# [WHAT YOU WILL DO]
State how many lines of the data contain the word "name", and write nothing besides the number.

Entries taken from a collection
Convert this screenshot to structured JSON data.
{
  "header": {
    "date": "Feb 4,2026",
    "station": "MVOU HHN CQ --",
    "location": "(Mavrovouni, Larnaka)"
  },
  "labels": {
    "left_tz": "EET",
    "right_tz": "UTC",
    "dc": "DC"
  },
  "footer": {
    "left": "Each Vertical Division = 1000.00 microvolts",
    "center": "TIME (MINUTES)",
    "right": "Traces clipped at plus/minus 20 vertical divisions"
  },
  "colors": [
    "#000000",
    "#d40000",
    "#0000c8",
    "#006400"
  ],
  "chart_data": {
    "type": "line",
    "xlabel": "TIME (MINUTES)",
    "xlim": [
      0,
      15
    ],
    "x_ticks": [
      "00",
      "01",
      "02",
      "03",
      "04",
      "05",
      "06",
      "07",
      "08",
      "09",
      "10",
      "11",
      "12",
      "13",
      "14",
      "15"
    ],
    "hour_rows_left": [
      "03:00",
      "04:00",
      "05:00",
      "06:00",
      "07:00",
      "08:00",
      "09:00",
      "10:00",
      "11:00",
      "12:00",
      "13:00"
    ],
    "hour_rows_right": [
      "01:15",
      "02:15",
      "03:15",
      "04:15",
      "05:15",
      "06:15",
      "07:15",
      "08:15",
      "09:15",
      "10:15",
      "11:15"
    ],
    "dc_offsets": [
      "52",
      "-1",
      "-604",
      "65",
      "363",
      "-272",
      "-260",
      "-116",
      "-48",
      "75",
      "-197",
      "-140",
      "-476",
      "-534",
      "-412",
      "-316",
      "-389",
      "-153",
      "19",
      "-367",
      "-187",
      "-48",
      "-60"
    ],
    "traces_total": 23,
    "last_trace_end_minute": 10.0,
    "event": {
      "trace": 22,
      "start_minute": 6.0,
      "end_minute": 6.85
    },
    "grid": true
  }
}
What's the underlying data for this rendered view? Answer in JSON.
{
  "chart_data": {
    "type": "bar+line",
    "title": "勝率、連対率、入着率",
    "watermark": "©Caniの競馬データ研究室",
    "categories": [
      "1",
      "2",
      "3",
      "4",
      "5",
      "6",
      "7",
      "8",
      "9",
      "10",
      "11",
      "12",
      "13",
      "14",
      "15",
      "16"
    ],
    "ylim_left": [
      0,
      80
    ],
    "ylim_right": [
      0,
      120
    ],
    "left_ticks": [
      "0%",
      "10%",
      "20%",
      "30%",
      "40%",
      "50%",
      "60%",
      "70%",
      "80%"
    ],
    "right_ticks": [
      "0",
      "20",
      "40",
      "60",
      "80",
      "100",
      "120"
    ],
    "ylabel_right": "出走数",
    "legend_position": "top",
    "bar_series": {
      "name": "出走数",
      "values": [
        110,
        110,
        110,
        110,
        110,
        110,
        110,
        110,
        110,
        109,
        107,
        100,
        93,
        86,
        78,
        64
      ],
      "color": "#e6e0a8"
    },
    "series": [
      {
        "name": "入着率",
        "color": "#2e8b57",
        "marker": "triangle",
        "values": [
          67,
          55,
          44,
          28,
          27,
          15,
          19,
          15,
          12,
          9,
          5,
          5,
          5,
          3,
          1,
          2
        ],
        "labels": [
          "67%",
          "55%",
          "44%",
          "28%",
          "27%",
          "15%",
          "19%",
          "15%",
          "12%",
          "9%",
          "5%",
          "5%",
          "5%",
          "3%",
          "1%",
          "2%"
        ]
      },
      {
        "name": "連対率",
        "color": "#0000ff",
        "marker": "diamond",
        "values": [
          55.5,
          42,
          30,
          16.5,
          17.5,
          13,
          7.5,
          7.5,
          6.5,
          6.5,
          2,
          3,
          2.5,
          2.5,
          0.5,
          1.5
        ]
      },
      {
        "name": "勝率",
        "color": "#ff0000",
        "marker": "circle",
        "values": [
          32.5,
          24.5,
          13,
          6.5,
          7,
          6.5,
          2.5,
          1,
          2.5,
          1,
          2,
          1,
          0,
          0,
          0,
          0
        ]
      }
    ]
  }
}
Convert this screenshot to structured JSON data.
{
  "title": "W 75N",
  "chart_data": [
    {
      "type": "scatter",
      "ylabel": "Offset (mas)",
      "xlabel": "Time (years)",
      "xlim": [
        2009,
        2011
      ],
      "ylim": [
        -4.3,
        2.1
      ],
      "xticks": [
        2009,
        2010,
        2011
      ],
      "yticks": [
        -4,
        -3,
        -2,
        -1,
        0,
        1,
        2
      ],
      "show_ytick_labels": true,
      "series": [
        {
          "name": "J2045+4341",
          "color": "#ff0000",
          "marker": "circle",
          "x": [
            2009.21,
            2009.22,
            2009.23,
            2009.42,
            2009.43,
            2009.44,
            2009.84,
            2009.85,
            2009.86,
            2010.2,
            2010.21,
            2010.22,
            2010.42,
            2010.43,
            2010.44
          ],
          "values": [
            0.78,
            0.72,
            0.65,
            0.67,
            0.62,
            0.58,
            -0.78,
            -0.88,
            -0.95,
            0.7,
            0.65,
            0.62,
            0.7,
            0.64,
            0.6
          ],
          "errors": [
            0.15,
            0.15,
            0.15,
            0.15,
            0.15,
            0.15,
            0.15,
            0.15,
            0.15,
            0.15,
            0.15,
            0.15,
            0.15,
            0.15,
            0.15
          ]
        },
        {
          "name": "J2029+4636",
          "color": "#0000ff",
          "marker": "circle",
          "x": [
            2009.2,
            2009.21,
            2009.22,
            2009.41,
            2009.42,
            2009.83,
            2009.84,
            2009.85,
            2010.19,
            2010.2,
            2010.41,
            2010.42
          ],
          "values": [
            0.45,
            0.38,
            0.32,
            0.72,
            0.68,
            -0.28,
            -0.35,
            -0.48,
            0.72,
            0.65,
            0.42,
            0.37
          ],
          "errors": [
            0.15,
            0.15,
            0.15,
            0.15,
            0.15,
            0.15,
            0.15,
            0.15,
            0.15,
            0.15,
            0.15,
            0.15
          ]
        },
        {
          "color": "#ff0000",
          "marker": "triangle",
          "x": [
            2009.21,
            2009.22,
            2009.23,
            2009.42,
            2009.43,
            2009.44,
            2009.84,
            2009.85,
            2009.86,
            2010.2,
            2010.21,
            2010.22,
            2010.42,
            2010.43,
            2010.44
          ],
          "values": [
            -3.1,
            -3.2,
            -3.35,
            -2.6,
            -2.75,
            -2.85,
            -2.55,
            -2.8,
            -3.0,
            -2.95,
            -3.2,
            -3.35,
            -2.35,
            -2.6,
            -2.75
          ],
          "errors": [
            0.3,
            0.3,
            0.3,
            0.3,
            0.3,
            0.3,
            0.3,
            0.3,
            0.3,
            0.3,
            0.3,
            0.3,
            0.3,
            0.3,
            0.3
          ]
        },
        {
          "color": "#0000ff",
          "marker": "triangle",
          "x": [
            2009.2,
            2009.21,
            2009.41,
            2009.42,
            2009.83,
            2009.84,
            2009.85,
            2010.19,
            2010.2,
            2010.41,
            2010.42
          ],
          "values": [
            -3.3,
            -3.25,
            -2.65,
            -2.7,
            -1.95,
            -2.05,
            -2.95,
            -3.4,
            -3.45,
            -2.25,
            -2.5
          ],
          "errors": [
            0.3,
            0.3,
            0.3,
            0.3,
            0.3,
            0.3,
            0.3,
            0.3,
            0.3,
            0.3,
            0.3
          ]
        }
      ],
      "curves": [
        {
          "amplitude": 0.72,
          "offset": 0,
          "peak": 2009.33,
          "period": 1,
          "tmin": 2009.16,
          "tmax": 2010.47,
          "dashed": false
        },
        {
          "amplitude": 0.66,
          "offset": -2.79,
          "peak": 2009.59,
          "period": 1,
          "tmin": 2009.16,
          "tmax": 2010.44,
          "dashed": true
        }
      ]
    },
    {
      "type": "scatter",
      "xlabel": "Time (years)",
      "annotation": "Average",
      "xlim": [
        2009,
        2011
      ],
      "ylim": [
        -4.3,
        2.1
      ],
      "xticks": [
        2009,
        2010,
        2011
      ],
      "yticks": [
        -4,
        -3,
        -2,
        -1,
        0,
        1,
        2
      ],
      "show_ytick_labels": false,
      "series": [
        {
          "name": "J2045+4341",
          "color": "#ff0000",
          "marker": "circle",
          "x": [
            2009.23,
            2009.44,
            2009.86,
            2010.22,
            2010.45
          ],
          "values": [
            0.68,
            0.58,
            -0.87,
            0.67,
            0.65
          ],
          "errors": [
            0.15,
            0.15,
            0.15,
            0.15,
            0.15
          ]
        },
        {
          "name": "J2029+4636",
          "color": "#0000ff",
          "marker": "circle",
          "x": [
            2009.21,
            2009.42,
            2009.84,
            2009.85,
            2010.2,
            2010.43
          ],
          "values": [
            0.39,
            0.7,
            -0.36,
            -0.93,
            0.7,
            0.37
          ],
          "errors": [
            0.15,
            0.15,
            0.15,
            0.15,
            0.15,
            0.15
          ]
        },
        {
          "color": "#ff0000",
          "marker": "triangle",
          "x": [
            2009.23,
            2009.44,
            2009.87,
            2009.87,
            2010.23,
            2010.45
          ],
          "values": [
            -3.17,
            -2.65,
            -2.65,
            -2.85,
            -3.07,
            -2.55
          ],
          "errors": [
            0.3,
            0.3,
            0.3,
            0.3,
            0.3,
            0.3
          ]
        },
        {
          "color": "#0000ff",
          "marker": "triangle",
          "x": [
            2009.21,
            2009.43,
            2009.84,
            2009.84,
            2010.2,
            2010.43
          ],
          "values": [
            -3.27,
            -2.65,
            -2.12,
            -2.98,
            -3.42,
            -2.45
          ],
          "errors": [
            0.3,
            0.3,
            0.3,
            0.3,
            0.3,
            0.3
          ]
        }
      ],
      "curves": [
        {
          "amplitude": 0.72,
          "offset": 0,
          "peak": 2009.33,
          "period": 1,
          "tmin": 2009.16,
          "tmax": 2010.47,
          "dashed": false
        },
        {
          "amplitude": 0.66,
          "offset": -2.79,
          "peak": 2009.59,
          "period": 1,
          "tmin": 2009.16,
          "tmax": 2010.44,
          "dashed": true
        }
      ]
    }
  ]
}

# [FINISHED TASK]
8